**** Stored rows ****

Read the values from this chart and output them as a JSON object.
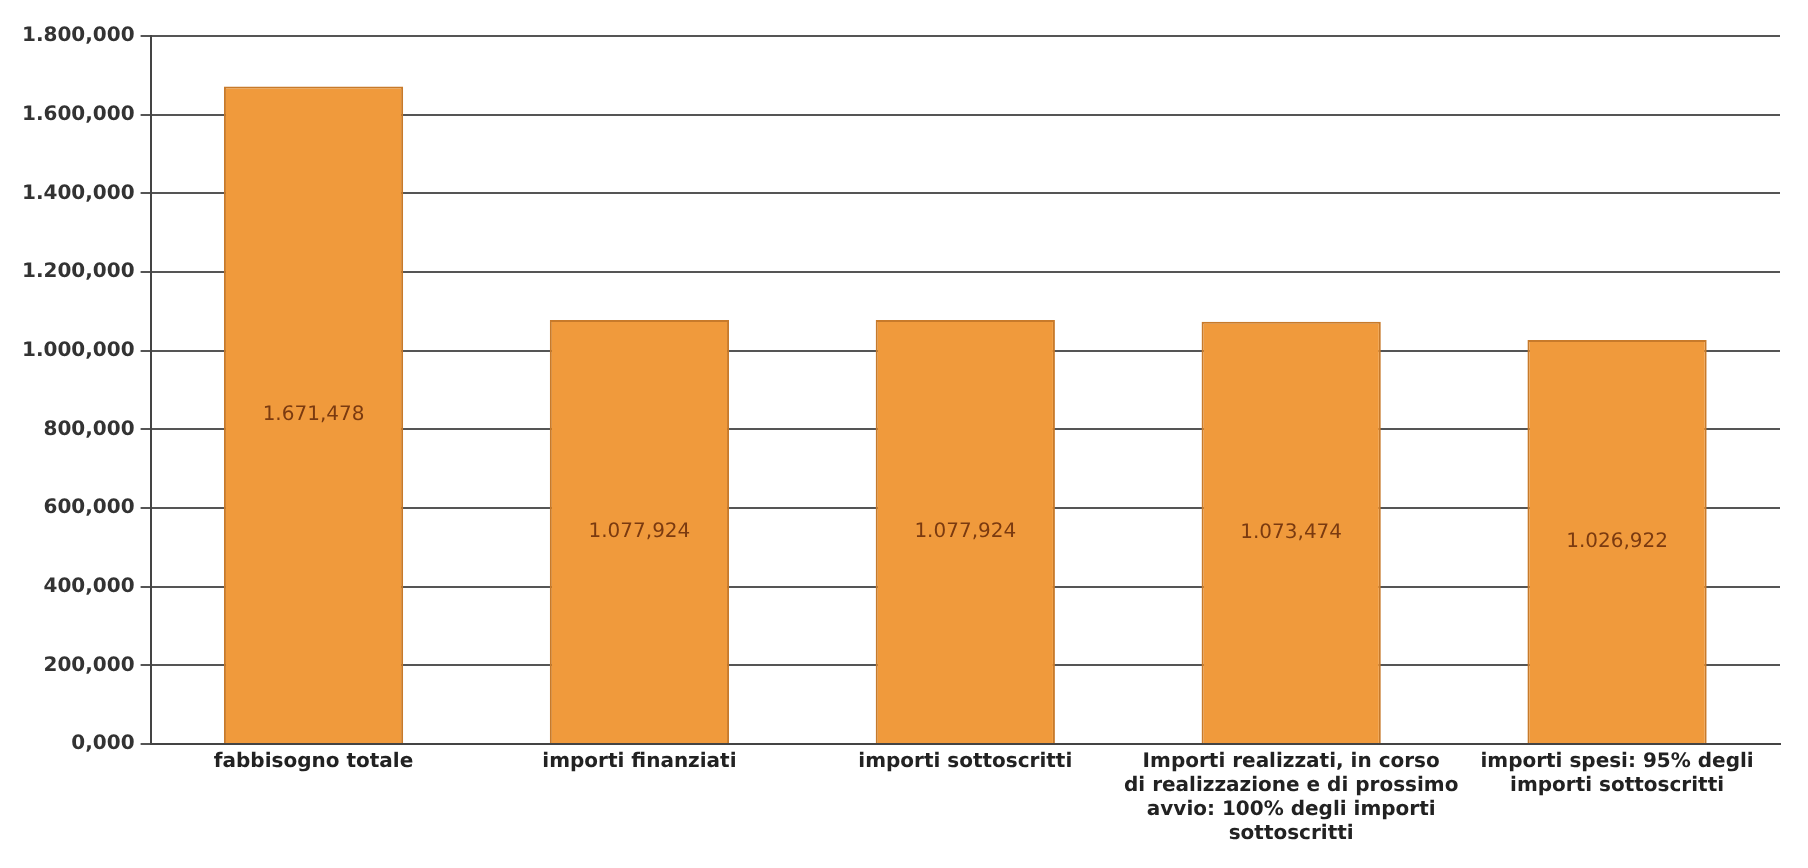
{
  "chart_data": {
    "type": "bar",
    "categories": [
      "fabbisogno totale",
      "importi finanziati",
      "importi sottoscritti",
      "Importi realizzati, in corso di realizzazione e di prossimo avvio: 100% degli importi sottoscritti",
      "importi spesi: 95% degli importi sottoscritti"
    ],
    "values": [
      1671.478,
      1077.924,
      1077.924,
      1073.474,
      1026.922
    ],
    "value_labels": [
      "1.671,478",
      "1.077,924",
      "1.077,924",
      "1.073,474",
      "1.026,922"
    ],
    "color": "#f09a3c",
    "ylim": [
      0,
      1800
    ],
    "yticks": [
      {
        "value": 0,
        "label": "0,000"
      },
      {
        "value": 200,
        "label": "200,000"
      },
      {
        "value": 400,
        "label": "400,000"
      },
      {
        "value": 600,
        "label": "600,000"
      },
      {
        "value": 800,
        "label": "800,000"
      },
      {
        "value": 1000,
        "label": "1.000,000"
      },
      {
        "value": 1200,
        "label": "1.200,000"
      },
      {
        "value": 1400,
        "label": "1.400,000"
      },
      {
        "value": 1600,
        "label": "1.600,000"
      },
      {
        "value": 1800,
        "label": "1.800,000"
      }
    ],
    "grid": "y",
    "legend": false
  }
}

****

▸ **Stated problem**:
Make an exact reproduction of the listing above, without any pictures.

▸ **The answer**:
Read the values from this chart and output them as a JSON object.
{
  "chart_data": {
    "type": "bar",
    "categories": [
      "fabbisogno totale",
      "importi finanziati",
      "importi sottoscritti",
      "Importi realizzati, in corso di realizzazione e di prossimo avvio: 100% degli importi sottoscritti",
      "importi spesi: 95% degli importi sottoscritti"
    ],
    "values": [
      1671.478,
      1077.924,
      1077.924,
      1073.474,
      1026.922
    ],
    "value_labels": [
      "1.671,478",
      "1.077,924",
      "1.077,924",
      "1.073,474",
      "1.026,922"
    ],
    "color": "#f09a3c",
    "ylim": [
      0,
      1800
    ],
    "yticks": [
      {
        "value": 0,
        "label": "0,000"
      },
      {
        "value": 200,
        "label": "200,000"
      },
      {
        "value": 400,
        "label": "400,000"
      },
      {
        "value": 600,
        "label": "600,000"
      },
      {
        "value": 800,
        "label": "800,000"
      },
      {
        "value": 1000,
        "label": "1.000,000"
      },
      {
        "value": 1200,
        "label": "1.200,000"
      },
      {
        "value": 1400,
        "label": "1.400,000"
      },
      {
        "value": 1600,
        "label": "1.600,000"
      },
      {
        "value": 1800,
        "label": "1.800,000"
      }
    ],
    "grid": "y",
    "legend": false
  }
}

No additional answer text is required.